▶ [EXERCISE INSTRUCTIONS] Reproduce each line exactly. Skip none.

==================================================

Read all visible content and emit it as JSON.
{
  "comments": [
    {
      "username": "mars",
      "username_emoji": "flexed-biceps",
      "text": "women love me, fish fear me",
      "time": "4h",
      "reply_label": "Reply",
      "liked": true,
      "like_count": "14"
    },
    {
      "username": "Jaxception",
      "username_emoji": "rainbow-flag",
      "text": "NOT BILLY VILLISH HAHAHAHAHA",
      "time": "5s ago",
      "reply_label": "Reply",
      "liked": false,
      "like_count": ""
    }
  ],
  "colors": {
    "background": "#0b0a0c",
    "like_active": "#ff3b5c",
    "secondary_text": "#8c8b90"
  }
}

==================================================

▶ [EXERCISE RESULT]
Read all visible content and emit it as JSON.
{
  "comments": [
    {
      "username": "mars",
      "username_emoji": "flexed-biceps",
      "text": "women love me, fish fear me",
      "time": "4h",
      "reply_label": "Reply",
      "liked": true,
      "like_count": "14"
    },
    {
      "username": "Jaxception",
      "username_emoji": "rainbow-flag",
      "text": "NOT BILLY VILLISH HAHAHAHAHA",
      "time": "5s ago",
      "reply_label": "Reply",
      "liked": false,
      "like_count": ""
    }
  ],
  "colors": {
    "background": "#0b0a0c",
    "like_active": "#ff3b5c",
    "secondary_text": "#8c8b90"
  }
}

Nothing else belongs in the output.